Directions for this task:
Copy out all the records exactly.

+++

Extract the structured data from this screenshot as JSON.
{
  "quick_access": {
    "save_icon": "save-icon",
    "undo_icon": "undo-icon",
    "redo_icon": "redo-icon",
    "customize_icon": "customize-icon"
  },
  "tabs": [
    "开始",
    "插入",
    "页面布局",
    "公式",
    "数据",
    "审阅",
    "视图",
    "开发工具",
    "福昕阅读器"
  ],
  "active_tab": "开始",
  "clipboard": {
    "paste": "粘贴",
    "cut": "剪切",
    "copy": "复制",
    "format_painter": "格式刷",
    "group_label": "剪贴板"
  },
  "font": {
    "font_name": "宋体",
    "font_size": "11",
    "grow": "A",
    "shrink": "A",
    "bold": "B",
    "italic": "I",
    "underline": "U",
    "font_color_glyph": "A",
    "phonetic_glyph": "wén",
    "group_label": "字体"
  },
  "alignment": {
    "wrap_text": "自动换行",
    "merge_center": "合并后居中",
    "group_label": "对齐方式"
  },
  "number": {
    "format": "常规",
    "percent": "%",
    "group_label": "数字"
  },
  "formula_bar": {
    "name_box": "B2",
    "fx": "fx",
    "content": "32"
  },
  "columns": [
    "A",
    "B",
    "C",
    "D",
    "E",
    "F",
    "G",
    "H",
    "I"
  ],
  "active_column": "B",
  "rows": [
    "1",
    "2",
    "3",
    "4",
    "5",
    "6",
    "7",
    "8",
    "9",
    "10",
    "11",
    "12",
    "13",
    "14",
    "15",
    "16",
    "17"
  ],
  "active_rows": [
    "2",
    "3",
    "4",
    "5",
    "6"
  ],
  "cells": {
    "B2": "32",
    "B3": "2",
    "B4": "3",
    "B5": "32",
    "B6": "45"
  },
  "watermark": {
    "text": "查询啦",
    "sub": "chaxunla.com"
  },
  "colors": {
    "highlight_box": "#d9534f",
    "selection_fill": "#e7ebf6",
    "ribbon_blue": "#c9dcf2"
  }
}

+++

Solution to this problem:
Extract the structured data from this screenshot as JSON.
{
  "quick_access": {
    "save_icon": "save-icon",
    "undo_icon": "undo-icon",
    "redo_icon": "redo-icon",
    "customize_icon": "customize-icon"
  },
  "tabs": [
    "开始",
    "插入",
    "页面布局",
    "公式",
    "数据",
    "审阅",
    "视图",
    "开发工具",
    "福昕阅读器"
  ],
  "active_tab": "开始",
  "clipboard": {
    "paste": "粘贴",
    "cut": "剪切",
    "copy": "复制",
    "format_painter": "格式刷",
    "group_label": "剪贴板"
  },
  "font": {
    "font_name": "宋体",
    "font_size": "11",
    "grow": "A",
    "shrink": "A",
    "bold": "B",
    "italic": "I",
    "underline": "U",
    "font_color_glyph": "A",
    "phonetic_glyph": "wén",
    "group_label": "字体"
  },
  "alignment": {
    "wrap_text": "自动换行",
    "merge_center": "合并后居中",
    "group_label": "对齐方式"
  },
  "number": {
    "format": "常规",
    "percent": "%",
    "group_label": "数字"
  },
  "formula_bar": {
    "name_box": "B2",
    "fx": "fx",
    "content": "32"
  },
  "columns": [
    "A",
    "B",
    "C",
    "D",
    "E",
    "F",
    "G",
    "H",
    "I"
  ],
  "active_column": "B",
  "rows": [
    "1",
    "2",
    "3",
    "4",
    "5",
    "6",
    "7",
    "8",
    "9",
    "10",
    "11",
    "12",
    "13",
    "14",
    "15",
    "16",
    "17"
  ],
  "active_rows": [
    "2",
    "3",
    "4",
    "5",
    "6"
  ],
  "cells": {
    "B2": "32",
    "B3": "2",
    "B4": "3",
    "B5": "32",
    "B6": "45"
  },
  "watermark": {
    "text": "查询啦",
    "sub": "chaxunla.com"
  },
  "colors": {
    "highlight_box": "#d9534f",
    "selection_fill": "#e7ebf6",
    "ribbon_blue": "#c9dcf2"
  }
}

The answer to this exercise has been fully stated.